_INPUT DATA_
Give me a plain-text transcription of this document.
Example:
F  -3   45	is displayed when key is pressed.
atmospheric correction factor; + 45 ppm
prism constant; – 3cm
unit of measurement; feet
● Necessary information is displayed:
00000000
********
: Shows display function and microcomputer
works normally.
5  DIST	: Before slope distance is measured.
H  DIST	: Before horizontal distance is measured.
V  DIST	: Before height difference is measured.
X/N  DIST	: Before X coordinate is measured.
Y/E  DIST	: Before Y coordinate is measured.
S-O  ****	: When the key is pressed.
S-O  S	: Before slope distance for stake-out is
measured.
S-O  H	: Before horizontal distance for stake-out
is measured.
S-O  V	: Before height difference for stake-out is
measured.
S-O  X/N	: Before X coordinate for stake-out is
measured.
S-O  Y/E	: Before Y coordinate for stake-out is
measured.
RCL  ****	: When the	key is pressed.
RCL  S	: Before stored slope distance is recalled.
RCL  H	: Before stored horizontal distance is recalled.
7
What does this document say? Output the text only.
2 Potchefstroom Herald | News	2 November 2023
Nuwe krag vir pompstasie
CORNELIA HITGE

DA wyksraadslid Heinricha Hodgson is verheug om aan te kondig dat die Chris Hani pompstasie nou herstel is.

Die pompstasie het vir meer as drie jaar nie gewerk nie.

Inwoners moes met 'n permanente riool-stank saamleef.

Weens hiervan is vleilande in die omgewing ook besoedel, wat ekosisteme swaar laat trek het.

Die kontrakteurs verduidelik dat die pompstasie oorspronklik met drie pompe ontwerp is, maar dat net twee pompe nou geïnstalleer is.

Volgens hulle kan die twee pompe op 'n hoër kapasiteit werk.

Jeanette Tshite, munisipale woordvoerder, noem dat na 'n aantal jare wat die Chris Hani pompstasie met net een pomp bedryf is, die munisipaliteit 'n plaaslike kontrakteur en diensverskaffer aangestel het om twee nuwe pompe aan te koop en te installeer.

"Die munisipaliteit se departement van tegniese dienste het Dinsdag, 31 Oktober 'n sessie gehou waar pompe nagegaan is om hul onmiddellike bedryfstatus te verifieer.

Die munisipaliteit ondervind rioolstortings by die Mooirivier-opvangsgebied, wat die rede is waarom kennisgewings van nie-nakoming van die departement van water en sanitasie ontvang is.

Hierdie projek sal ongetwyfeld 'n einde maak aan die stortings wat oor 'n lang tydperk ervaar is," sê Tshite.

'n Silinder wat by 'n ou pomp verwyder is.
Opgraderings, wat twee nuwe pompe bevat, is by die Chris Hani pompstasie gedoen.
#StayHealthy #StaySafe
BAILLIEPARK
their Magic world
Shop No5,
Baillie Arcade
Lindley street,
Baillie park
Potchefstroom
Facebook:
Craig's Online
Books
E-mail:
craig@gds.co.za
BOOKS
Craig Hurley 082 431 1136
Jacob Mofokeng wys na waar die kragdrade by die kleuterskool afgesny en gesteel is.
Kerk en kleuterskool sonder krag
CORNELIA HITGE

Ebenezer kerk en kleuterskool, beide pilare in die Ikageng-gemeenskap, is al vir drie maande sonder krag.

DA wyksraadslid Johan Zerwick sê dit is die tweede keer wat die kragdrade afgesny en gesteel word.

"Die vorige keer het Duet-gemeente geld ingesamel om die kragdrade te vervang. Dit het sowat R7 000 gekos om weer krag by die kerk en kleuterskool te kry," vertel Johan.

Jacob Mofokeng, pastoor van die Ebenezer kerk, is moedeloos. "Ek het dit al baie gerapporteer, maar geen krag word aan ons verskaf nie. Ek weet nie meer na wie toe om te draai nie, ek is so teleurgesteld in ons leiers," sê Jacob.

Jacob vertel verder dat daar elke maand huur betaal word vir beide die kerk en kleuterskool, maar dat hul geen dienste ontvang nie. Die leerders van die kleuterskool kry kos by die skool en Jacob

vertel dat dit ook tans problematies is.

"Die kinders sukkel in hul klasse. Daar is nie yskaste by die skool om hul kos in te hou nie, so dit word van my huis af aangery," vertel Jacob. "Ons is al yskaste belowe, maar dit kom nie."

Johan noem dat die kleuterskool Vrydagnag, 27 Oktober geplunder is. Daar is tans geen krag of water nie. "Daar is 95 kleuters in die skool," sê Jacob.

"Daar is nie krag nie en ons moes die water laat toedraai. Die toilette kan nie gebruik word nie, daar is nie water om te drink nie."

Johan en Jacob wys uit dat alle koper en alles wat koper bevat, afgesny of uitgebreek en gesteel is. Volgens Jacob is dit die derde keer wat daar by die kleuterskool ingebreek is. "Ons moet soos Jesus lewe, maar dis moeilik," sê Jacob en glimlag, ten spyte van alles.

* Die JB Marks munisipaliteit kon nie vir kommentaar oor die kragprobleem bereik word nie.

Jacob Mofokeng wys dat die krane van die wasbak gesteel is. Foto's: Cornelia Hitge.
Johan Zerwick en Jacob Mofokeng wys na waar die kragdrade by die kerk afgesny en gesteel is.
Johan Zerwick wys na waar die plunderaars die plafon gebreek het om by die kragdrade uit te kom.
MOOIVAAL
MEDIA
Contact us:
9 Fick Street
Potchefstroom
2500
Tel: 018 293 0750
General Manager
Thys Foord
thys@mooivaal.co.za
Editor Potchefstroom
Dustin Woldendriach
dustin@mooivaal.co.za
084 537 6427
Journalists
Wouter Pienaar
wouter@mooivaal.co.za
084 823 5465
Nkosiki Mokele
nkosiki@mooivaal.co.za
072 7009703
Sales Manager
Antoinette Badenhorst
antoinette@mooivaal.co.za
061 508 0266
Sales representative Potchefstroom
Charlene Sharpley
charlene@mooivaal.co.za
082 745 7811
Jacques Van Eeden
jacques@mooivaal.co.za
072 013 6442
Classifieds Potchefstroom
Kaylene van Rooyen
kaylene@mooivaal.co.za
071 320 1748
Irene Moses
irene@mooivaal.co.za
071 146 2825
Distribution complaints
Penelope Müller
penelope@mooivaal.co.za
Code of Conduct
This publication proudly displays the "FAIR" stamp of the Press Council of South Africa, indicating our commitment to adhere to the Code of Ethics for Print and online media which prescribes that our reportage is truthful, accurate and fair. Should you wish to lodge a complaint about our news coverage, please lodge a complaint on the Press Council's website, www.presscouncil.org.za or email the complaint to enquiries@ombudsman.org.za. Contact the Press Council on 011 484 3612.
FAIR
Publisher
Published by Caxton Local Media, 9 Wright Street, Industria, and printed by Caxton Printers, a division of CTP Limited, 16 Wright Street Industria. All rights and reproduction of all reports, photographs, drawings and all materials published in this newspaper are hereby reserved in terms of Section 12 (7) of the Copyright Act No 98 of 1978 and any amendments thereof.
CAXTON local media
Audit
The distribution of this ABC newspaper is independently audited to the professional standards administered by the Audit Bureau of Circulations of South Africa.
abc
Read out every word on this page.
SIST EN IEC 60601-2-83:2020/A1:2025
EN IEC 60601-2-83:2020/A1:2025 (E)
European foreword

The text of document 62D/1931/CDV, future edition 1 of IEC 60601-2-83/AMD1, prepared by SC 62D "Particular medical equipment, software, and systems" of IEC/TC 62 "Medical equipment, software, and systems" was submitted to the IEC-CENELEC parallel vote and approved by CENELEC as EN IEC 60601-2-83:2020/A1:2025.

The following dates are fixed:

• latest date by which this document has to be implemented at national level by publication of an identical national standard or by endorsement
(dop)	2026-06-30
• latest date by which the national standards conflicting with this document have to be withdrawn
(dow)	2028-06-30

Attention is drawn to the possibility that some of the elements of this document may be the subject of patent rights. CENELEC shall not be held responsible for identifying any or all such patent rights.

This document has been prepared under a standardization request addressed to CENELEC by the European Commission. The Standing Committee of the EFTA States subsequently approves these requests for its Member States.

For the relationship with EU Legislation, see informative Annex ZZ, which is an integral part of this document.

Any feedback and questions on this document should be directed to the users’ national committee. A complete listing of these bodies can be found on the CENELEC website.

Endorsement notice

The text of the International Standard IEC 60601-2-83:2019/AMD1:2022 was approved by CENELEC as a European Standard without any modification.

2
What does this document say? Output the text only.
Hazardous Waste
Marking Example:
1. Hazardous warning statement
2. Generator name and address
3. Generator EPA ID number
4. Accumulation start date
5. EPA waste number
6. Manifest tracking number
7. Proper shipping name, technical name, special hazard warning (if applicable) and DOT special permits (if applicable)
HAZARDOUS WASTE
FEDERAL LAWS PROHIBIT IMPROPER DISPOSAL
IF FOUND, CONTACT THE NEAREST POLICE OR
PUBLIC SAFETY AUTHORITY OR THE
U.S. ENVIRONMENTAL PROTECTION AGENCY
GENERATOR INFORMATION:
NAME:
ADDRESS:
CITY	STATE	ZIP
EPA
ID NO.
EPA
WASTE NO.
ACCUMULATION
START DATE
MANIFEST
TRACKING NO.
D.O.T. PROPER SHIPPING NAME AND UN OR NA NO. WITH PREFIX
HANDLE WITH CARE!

_WRITTEN INSTRUCTION_
Select all lines in the listing that include the word "stake".

_SOLUTION TO THIS EXERCISE_
S-O  S	: Before slope distance for stake-out is
S-O  H	: Before horizontal distance for stake-out
S-O  V	: Before height difference for stake-out is
S-O  X/N	: Before X coordinate for stake-out is
S-O  Y/E	: Before Y coordinate for stake-out is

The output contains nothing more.